• [Exercise details] In the movie review below, change "television" to "TV" in the part starting at "This is a book" and ending at "and William Macy.". Give that part with the change made.

━━━ Reading passage ━━━

This is a book that you can pass on.
Jan
03
2009
So, I have Netflix On Demand wand was able to hook it up to the TiVo so that it streams onto my television and Wild Hogs was one of the movies that was recent and which had piqued my interest a little bit and it was short. So, I decided to watch it. It stars Tim Allen, John Travolta, Martin Lawrence and William Macy.
Four middle aged men are going through their mid-life crisis in this comedy. The four set off for a road trip to the West Coast on their bikes, in their leather and as a club: The Wild Hogs, in the hopes of experiencing change of life. They experience various ranges of tests that are supposed to challenge them from swimming naked in a watering hole frequented by families to having a face off with a real motorcycle gang - the Del Fuegos - after burning down their hole in the wall bar.

━━━ Listed records ━━━

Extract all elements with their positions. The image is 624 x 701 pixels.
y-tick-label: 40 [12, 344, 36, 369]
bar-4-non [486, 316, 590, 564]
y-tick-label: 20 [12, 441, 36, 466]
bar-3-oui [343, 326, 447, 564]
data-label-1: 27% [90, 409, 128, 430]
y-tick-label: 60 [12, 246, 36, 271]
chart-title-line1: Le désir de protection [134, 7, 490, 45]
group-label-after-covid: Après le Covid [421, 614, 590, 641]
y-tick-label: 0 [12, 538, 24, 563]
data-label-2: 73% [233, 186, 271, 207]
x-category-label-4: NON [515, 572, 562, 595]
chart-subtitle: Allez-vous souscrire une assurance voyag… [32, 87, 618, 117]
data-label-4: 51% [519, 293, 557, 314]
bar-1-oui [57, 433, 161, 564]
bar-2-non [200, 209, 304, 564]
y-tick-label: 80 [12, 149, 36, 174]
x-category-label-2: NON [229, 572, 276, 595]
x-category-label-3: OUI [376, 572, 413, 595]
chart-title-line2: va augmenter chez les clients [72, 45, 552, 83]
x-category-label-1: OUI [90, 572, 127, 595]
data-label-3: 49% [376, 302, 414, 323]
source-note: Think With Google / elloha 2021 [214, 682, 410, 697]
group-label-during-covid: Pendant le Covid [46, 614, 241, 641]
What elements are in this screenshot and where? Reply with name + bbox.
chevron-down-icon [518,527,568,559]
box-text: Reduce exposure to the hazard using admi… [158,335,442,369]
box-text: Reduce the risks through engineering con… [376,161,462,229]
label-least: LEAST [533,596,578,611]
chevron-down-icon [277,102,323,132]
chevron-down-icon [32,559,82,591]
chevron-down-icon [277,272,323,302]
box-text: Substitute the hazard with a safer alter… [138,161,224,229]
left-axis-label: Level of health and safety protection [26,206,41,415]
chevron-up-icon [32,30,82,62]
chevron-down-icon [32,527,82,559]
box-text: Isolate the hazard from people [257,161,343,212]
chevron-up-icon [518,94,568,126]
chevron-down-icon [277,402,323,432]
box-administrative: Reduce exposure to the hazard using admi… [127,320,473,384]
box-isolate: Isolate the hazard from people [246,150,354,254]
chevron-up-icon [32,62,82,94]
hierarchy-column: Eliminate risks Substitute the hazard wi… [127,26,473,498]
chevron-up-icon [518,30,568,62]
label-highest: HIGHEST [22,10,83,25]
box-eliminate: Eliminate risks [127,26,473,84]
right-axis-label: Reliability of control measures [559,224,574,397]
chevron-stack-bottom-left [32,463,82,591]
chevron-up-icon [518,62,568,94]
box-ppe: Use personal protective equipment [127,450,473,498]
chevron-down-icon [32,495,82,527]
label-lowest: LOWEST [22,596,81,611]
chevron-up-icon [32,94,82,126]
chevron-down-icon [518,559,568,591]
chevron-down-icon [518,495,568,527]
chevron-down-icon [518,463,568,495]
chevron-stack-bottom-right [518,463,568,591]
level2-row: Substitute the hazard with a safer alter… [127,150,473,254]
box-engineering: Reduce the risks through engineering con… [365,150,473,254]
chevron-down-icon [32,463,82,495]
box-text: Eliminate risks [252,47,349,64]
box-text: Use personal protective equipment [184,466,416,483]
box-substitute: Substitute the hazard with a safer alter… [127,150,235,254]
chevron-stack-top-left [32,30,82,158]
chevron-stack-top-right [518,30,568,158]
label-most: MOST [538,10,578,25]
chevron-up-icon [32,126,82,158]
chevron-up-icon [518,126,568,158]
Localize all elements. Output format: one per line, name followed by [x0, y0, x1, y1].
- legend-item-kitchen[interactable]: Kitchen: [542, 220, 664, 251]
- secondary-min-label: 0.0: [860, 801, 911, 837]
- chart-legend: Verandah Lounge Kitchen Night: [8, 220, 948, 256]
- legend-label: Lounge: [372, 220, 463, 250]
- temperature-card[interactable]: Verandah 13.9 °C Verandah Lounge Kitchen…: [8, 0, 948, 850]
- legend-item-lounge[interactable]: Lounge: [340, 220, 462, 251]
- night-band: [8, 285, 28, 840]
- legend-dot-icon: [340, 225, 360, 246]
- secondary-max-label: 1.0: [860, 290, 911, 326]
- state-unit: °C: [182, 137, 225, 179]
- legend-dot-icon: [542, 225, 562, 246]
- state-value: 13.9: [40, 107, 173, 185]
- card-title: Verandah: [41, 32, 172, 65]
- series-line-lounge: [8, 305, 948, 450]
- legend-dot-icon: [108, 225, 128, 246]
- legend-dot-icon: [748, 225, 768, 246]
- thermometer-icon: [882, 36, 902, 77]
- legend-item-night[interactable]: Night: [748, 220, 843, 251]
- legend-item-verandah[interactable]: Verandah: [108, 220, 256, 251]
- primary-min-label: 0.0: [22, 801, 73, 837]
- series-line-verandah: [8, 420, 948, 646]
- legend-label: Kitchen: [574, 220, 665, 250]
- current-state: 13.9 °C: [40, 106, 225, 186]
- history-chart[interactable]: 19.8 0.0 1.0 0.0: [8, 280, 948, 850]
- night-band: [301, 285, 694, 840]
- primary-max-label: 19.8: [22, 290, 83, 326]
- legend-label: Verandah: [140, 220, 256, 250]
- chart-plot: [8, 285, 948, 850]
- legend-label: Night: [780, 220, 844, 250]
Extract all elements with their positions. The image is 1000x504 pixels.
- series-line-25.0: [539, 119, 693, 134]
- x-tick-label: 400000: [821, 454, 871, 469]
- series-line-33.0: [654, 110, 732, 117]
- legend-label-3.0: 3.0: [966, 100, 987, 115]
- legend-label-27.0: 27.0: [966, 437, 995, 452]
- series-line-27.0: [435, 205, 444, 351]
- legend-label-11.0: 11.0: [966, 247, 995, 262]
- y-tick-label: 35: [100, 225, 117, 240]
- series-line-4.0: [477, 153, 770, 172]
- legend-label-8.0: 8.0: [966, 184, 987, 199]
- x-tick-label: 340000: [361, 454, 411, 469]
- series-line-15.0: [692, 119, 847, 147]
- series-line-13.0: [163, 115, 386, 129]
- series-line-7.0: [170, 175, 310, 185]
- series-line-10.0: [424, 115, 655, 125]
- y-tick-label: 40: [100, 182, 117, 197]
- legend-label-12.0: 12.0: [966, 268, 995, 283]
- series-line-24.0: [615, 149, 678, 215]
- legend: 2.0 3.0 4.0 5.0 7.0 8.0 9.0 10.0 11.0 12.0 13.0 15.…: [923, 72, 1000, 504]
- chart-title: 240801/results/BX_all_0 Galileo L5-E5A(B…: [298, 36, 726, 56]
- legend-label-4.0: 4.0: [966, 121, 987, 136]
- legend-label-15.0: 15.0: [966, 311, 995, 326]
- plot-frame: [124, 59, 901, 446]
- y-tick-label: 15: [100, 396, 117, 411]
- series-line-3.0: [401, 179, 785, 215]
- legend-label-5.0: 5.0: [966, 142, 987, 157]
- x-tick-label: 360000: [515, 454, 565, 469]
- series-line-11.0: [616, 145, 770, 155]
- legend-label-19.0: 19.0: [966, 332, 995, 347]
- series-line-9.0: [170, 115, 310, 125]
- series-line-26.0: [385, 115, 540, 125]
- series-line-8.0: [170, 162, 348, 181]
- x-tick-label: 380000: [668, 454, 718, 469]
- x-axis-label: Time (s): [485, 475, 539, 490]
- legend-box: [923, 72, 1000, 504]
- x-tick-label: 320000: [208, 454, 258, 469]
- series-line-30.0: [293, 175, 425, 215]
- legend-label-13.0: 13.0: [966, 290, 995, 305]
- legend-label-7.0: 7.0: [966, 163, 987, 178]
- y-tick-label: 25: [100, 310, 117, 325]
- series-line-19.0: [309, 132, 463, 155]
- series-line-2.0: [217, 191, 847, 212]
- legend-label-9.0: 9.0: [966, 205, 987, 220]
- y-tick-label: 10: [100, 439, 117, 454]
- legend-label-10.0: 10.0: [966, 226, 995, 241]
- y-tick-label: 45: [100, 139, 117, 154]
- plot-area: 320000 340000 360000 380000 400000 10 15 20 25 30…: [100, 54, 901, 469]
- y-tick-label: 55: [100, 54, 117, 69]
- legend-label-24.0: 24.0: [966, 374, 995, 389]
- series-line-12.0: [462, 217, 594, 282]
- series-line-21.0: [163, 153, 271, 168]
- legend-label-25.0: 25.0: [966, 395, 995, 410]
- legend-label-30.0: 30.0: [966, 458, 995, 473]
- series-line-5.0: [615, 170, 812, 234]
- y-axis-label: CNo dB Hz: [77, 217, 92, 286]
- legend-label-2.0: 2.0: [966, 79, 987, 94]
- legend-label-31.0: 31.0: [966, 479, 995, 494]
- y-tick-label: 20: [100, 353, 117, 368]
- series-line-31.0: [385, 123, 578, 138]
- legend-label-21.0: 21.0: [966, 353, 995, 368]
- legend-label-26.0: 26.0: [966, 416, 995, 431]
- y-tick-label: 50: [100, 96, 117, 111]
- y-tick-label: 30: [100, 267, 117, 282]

━━━

• [Written solution]
This is a book that you can pass on.
Jan
03
2009
So, I have Netflix On Demand wand was able to hook it up to the TiVo so that it streams onto my TV and Wild Hogs was one of the movies that was recent and which had piqued my interest a little bit and it was short. So, I decided to watch it. It stars Tim Allen, John Travolta, Martin Lawrence and William Macy.